• [Required task]:
Tally the lines in the records underneath that contain the string "right", and state the figure by itself.

• [Material provided]:
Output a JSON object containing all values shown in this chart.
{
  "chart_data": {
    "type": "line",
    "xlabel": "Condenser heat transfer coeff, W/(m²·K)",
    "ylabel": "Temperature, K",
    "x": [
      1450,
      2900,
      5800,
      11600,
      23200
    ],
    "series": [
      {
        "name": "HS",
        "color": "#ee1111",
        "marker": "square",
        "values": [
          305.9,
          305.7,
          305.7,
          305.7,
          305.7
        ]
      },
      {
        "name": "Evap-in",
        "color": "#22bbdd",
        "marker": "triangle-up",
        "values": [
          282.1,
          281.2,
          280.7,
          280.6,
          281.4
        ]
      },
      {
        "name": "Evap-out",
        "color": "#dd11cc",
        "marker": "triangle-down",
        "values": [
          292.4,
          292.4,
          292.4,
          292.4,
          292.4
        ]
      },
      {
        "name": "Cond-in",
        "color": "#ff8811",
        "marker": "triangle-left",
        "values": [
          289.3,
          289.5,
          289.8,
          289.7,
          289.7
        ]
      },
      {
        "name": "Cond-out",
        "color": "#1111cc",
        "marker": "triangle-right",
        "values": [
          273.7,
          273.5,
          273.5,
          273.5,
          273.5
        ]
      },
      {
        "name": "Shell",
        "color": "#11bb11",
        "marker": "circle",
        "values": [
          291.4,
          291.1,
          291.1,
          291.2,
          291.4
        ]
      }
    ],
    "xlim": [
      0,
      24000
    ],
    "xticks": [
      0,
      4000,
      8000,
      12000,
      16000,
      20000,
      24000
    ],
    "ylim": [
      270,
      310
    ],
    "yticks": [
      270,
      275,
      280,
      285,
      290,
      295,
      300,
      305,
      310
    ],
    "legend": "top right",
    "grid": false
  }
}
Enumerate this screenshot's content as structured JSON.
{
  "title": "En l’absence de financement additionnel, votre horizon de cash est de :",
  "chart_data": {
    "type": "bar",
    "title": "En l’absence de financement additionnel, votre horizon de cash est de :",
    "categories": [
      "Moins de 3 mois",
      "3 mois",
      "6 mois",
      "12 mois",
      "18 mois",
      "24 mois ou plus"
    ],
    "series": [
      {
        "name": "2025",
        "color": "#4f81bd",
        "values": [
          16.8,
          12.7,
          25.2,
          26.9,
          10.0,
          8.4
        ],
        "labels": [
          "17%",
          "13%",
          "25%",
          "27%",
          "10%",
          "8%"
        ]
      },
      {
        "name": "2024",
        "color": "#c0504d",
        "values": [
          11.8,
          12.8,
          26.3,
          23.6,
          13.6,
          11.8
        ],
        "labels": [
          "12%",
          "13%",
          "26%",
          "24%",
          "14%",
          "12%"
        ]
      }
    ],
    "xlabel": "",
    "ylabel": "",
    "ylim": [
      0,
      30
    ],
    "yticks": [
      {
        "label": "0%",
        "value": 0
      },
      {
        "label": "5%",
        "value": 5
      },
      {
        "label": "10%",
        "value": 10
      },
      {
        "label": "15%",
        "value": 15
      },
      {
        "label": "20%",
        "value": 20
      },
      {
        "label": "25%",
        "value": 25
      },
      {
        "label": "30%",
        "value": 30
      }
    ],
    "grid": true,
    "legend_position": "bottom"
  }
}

• [The result]:
2